## SUPPLIED MATERIAL:
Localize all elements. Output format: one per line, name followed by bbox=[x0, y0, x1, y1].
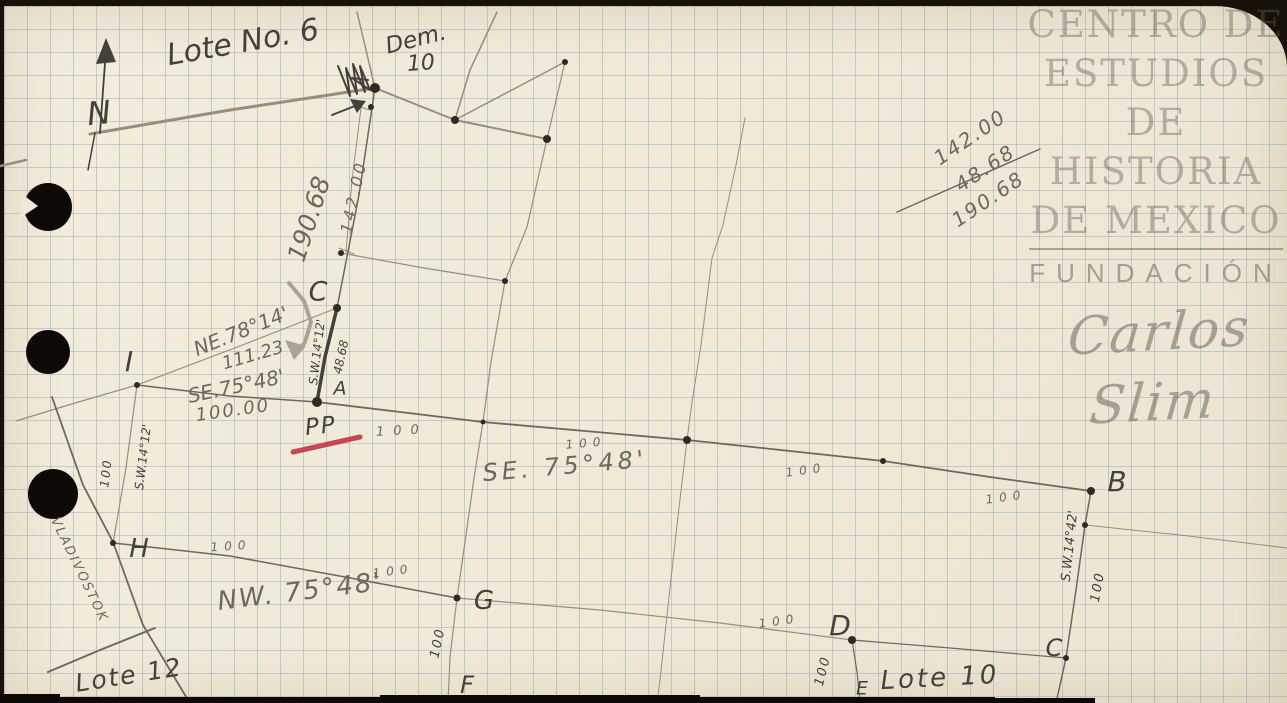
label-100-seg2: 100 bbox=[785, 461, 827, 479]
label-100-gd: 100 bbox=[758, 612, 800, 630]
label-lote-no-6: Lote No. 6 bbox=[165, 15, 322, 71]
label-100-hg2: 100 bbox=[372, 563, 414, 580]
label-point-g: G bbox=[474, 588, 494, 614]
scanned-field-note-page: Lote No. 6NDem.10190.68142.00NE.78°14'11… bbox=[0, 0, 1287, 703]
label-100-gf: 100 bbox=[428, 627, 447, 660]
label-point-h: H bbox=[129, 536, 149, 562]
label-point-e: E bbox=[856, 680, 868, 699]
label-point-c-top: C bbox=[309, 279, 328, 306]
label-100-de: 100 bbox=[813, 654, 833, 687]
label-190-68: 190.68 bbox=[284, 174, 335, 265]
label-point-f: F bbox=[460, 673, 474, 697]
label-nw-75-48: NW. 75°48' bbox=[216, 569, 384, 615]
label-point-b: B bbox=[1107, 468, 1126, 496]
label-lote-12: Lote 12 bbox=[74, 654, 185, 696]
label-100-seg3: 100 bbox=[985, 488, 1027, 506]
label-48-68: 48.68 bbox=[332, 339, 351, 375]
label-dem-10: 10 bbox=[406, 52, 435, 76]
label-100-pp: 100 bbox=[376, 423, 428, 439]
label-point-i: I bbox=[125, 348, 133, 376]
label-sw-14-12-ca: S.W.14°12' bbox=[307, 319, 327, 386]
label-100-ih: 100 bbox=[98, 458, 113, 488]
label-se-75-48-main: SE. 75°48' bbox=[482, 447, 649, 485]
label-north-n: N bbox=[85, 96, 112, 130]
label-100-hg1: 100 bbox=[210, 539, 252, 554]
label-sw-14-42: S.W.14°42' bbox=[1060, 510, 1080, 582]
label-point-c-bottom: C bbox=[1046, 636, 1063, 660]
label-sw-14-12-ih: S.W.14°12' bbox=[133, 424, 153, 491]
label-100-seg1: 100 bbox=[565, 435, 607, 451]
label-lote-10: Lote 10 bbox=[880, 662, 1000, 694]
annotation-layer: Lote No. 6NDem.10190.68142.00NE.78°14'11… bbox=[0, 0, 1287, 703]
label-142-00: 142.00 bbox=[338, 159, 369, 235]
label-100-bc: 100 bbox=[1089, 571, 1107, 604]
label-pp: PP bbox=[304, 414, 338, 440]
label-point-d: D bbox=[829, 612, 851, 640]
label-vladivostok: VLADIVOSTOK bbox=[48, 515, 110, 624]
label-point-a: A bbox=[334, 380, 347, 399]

* * *

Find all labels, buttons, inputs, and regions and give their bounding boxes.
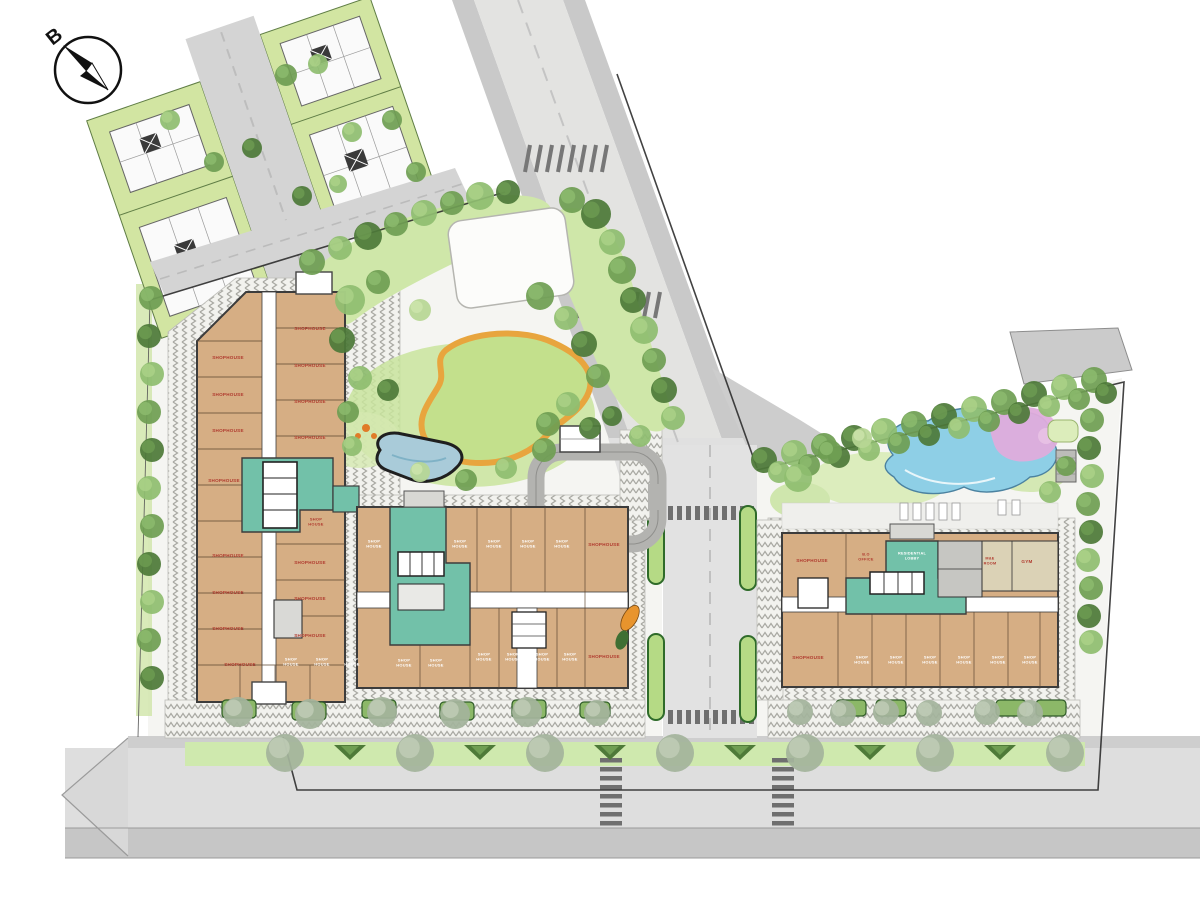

==

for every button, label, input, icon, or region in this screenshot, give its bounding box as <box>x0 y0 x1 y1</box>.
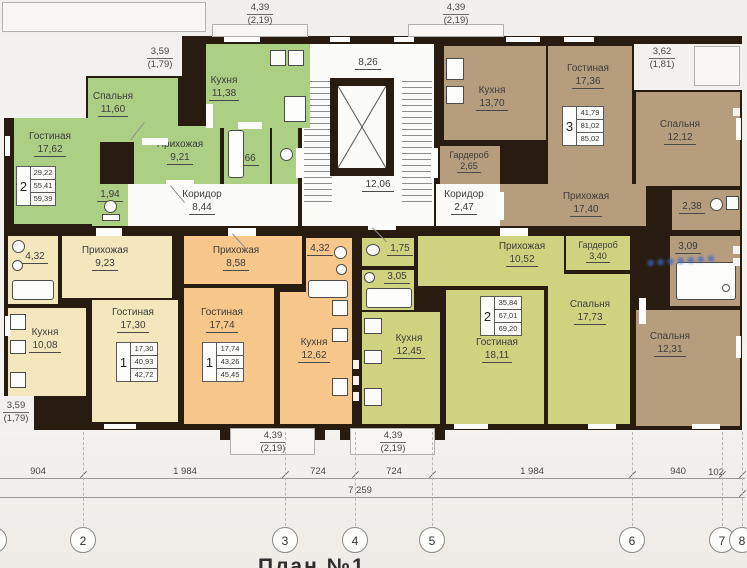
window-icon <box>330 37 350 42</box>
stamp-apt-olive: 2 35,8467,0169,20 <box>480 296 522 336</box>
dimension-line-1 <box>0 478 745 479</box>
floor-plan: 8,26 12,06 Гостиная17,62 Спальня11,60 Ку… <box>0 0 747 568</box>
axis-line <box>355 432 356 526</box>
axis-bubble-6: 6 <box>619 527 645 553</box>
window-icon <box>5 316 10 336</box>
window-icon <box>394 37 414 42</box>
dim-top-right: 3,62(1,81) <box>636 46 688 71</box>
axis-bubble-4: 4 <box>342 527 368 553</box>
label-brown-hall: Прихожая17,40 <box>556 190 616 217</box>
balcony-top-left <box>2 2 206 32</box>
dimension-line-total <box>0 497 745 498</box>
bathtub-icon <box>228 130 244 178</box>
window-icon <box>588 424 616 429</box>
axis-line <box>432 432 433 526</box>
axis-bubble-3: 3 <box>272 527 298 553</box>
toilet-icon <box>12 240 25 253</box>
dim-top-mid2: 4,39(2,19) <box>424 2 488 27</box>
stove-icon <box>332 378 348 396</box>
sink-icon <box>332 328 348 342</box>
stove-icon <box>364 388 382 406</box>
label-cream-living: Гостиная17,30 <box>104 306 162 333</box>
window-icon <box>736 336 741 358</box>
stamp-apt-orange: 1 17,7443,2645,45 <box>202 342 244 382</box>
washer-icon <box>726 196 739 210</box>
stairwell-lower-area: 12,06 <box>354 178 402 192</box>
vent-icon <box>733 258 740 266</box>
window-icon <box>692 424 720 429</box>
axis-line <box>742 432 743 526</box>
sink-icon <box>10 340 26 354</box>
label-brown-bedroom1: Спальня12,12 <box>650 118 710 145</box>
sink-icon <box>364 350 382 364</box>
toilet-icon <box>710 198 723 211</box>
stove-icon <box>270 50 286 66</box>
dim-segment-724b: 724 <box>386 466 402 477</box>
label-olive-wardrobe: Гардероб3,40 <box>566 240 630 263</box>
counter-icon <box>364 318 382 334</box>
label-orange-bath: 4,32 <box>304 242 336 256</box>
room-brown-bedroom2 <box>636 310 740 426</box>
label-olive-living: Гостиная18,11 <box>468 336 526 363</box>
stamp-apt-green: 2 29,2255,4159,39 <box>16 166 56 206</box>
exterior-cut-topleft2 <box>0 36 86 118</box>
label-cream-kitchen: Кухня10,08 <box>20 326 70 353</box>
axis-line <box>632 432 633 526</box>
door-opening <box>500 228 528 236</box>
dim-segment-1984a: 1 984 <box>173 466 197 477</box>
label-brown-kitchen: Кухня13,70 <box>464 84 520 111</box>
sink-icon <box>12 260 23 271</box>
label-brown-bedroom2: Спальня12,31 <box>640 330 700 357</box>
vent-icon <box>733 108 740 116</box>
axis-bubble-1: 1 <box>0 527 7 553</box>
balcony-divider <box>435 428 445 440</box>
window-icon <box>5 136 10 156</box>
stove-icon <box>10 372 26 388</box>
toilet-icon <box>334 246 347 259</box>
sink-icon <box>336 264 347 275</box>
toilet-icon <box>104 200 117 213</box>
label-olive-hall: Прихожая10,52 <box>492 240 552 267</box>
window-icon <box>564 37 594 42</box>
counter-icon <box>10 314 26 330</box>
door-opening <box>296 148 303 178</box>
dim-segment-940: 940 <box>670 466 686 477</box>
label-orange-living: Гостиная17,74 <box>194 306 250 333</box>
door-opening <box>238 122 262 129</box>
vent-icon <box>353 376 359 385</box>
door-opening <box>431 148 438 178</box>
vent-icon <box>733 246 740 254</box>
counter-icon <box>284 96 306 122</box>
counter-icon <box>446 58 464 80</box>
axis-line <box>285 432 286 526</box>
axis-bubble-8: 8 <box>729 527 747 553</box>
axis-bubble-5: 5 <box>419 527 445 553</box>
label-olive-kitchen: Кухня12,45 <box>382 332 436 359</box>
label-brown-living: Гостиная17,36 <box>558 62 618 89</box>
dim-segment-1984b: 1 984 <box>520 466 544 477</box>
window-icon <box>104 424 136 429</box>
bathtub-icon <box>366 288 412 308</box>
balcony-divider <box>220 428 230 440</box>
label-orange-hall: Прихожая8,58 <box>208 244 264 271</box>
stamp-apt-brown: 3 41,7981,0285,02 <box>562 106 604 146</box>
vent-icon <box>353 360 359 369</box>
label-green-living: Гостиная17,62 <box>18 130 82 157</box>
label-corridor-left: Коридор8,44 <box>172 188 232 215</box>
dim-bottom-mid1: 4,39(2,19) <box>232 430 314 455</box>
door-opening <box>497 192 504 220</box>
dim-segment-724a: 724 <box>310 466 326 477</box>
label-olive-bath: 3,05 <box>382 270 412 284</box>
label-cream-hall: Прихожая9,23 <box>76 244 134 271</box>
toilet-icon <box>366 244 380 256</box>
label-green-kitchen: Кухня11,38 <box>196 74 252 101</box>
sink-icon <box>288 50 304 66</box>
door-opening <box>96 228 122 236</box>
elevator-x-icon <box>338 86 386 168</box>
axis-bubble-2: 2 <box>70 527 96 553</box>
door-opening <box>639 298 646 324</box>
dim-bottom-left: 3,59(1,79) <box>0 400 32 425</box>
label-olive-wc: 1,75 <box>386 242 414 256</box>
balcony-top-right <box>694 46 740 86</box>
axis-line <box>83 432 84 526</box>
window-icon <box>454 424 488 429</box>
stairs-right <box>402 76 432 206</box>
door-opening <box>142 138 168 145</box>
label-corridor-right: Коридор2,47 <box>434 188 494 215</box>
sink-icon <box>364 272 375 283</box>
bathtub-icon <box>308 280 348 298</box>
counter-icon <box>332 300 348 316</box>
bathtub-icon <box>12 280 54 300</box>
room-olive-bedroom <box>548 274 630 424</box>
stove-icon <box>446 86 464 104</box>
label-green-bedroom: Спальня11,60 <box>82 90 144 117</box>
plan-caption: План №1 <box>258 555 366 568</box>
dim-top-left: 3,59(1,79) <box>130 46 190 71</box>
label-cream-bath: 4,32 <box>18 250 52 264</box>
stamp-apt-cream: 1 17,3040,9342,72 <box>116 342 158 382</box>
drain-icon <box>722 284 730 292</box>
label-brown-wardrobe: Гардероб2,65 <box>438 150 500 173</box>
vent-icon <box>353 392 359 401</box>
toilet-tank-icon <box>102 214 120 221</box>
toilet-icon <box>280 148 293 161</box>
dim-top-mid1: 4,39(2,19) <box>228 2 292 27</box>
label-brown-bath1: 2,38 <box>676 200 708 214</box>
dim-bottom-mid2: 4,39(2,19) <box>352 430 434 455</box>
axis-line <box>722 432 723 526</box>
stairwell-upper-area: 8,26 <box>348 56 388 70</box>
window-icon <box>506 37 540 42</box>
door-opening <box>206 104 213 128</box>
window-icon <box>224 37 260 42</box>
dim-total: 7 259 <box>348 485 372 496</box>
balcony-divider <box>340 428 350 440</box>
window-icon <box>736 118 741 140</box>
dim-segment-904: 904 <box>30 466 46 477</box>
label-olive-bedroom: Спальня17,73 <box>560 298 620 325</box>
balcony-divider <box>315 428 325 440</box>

## TASK BRIEF:
Rewrite the records as a numbered list, starting at the line that contains "for every button, label, input, icon, or" and stopping after the line that contains "window-icon <box>394 37 414 42</box>". Skip any blank lines and leave out the picture.

## OUTPUT:
1. for every button, label, input, icon, or region in this screenshot, give its bounding box as <box>x0 y0 x1 y1</box>.
2. window-icon <box>330 37 350 42</box>
3. stamp-apt-olive: 2 35,8467,0169,20 <box>480 296 522 336</box>
4. dimension-line-1 <box>0 478 745 479</box>
5. floor-plan: 8,26 12,06 Гостиная17,62 Спальня11,60 Ку… <box>0 0 747 568</box>
6. axis-line <box>355 432 356 526</box>
7. axis-bubble-6: 6 <box>619 527 645 553</box>
8. window-icon <box>5 316 10 336</box>
9. window-icon <box>394 37 414 42</box>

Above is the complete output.